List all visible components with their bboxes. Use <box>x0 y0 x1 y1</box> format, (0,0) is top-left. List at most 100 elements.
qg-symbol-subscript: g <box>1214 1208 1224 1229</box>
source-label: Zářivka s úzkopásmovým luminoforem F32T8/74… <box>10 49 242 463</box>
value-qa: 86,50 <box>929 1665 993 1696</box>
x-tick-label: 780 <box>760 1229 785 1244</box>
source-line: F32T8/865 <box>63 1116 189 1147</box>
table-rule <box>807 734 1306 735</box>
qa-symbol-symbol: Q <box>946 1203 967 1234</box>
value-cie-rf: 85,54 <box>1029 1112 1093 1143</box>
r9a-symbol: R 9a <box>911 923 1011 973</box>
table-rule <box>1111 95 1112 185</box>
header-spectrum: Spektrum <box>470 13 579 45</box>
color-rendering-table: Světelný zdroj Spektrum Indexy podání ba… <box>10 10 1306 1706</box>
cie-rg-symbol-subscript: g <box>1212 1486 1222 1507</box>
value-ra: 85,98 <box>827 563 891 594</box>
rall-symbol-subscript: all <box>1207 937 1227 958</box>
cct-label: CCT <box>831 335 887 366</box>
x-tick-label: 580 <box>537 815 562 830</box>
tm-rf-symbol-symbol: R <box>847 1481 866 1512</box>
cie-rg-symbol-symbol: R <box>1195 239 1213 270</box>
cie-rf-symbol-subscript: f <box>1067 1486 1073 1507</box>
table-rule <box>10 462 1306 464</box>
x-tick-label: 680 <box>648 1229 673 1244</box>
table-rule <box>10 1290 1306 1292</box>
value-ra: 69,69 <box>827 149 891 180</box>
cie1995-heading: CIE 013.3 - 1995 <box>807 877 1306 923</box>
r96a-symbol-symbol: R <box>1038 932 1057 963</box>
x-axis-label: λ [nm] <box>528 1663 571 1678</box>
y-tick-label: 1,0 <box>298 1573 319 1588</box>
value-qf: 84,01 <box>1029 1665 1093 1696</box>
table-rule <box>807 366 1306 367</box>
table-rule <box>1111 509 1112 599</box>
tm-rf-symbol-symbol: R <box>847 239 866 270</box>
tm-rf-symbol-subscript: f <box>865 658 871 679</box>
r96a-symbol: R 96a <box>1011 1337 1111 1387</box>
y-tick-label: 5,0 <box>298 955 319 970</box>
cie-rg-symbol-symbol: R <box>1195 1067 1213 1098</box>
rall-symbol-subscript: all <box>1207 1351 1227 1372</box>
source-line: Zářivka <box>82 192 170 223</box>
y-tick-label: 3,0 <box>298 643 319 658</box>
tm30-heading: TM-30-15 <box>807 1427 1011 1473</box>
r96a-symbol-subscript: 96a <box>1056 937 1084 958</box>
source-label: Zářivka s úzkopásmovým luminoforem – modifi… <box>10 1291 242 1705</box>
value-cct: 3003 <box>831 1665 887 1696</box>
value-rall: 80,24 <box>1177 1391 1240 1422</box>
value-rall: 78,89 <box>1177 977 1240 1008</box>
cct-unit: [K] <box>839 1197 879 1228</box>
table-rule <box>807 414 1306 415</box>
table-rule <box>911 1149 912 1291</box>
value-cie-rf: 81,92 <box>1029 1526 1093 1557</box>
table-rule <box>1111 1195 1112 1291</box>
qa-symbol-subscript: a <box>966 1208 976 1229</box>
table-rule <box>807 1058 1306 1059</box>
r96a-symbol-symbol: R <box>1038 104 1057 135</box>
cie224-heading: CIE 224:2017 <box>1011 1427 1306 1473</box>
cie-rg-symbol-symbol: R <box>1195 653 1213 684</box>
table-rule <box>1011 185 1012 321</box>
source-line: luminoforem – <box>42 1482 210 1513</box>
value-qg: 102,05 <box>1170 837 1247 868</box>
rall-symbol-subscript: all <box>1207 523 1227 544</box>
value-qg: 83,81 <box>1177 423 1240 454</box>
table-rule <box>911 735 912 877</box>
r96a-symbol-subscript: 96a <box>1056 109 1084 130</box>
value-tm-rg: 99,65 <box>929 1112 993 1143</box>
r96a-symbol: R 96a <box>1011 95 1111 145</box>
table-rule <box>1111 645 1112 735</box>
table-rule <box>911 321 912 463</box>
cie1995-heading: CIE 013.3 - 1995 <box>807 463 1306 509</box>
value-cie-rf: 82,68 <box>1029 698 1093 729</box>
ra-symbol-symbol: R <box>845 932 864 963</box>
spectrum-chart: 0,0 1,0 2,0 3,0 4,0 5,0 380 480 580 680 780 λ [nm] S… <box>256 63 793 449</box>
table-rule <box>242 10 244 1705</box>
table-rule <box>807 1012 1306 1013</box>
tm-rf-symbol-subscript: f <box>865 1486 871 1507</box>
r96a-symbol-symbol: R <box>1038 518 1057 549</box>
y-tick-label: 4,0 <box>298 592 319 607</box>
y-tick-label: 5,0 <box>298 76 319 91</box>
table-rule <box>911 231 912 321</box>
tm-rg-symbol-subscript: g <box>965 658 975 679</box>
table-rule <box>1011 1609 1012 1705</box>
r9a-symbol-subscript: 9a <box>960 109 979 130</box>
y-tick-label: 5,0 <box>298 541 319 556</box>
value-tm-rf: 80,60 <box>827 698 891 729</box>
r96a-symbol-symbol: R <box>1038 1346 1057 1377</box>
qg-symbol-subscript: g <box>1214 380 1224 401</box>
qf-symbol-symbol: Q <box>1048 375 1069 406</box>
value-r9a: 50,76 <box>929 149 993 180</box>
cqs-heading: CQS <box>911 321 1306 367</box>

○ ○ ○

#### [OBJECTIVE]
Can you reproduce every one of the items above, character for character, with nothing changed or left out?

#### [TASK RESPONSE]
List all visible components with their bboxes. Use <box>x0 y0 x1 y1</box> format, (0,0) is top-left. List at most 100 elements.
qg-symbol-subscript: g <box>1214 1208 1224 1229</box>
source-label: Zářivka s úzkopásmovým luminoforem F32T8/74… <box>10 49 242 463</box>
value-qa: 86,50 <box>929 1665 993 1696</box>
x-tick-label: 780 <box>760 1229 785 1244</box>
source-line: F32T8/865 <box>63 1116 189 1147</box>
table-rule <box>807 734 1306 735</box>
qa-symbol-symbol: Q <box>946 1203 967 1234</box>
value-cie-rf: 85,54 <box>1029 1112 1093 1143</box>
r9a-symbol: R 9a <box>911 923 1011 973</box>
table-rule <box>1111 95 1112 185</box>
header-spectrum: Spektrum <box>470 13 579 45</box>
color-rendering-table: Světelný zdroj Spektrum Indexy podání ba… <box>10 10 1306 1706</box>
cie-rg-symbol-subscript: g <box>1212 1486 1222 1507</box>
value-ra: 85,98 <box>827 563 891 594</box>
rall-symbol-subscript: all <box>1207 937 1227 958</box>
cct-label: CCT <box>831 335 887 366</box>
x-tick-label: 580 <box>537 815 562 830</box>
tm-rf-symbol-symbol: R <box>847 1481 866 1512</box>
cie-rg-symbol-symbol: R <box>1195 239 1213 270</box>
cie-rf-symbol-subscript: f <box>1067 1486 1073 1507</box>
table-rule <box>10 462 1306 464</box>
x-tick-label: 680 <box>648 1229 673 1244</box>
table-rule <box>10 1290 1306 1292</box>
value-ra: 69,69 <box>827 149 891 180</box>
cie1995-heading: CIE 013.3 - 1995 <box>807 877 1306 923</box>
r96a-symbol-symbol: R <box>1038 932 1057 963</box>
x-axis-label: λ [nm] <box>528 1663 571 1678</box>
y-tick-label: 1,0 <box>298 1573 319 1588</box>
value-qf: 84,01 <box>1029 1665 1093 1696</box>
table-rule <box>807 366 1306 367</box>
table-rule <box>1111 509 1112 599</box>
tm-rf-symbol-symbol: R <box>847 239 866 270</box>
tm-rf-symbol-subscript: f <box>865 658 871 679</box>
r96a-symbol: R 96a <box>1011 1337 1111 1387</box>
y-tick-label: 5,0 <box>298 955 319 970</box>
cie-rg-symbol-symbol: R <box>1195 1067 1213 1098</box>
rall-symbol-subscript: all <box>1207 1351 1227 1372</box>
source-line: Zářivka <box>82 192 170 223</box>
y-tick-label: 3,0 <box>298 643 319 658</box>
tm30-heading: TM-30-15 <box>807 1427 1011 1473</box>
r96a-symbol-subscript: 96a <box>1056 937 1084 958</box>
source-label: Zářivka s úzkopásmovým luminoforem – modifi… <box>10 1291 242 1705</box>
value-cct: 3003 <box>831 1665 887 1696</box>
value-rall: 80,24 <box>1177 1391 1240 1422</box>
value-rall: 78,89 <box>1177 977 1240 1008</box>
cct-unit: [K] <box>839 1197 879 1228</box>
table-rule <box>807 414 1306 415</box>
table-rule <box>911 1149 912 1291</box>
value-cie-rf: 81,92 <box>1029 1526 1093 1557</box>
table-rule <box>1111 1195 1112 1291</box>
qa-symbol-subscript: a <box>966 1208 976 1229</box>
table-rule <box>807 1058 1306 1059</box>
r96a-symbol-symbol: R <box>1038 104 1057 135</box>
cie224-heading: CIE 224:2017 <box>1011 1427 1306 1473</box>
cie-rg-symbol-symbol: R <box>1195 653 1213 684</box>
table-rule <box>1011 185 1012 321</box>
source-line: luminoforem – <box>42 1482 210 1513</box>
value-qg: 102,05 <box>1170 837 1247 868</box>
rall-symbol-subscript: all <box>1207 523 1227 544</box>
value-qg: 83,81 <box>1177 423 1240 454</box>
table-rule <box>911 735 912 877</box>
r96a-symbol-subscript: 96a <box>1056 109 1084 130</box>
value-tm-rg: 99,65 <box>929 1112 993 1143</box>
r96a-symbol: R 96a <box>1011 95 1111 145</box>
table-rule <box>1111 645 1112 735</box>
table-rule <box>911 321 912 463</box>
cie1995-heading: CIE 013.3 - 1995 <box>807 463 1306 509</box>
value-cie-rf: 82,68 <box>1029 698 1093 729</box>
ra-symbol-symbol: R <box>845 932 864 963</box>
spectrum-chart: 0,0 1,0 2,0 3,0 4,0 5,0 380 480 580 680 780 λ [nm] S… <box>256 63 793 449</box>
table-rule <box>242 10 244 1705</box>
table-rule <box>807 1012 1306 1013</box>
tm-rf-symbol-subscript: f <box>865 1486 871 1507</box>
r96a-symbol-symbol: R <box>1038 518 1057 549</box>
y-tick-label: 4,0 <box>298 592 319 607</box>
y-tick-label: 5,0 <box>298 76 319 91</box>
table-rule <box>911 231 912 321</box>
tm-rg-symbol-subscript: g <box>965 658 975 679</box>
table-rule <box>1011 1609 1012 1705</box>
r9a-symbol-subscript: 9a <box>960 109 979 130</box>
y-tick-label: 5,0 <box>298 541 319 556</box>
value-tm-rf: 80,60 <box>827 698 891 729</box>
r96a-symbol-symbol: R <box>1038 1346 1057 1377</box>
qg-symbol-subscript: g <box>1214 380 1224 401</box>
qf-symbol-symbol: Q <box>1048 375 1069 406</box>
value-r9a: 50,76 <box>929 149 993 180</box>
cqs-heading: CQS <box>911 321 1306 367</box>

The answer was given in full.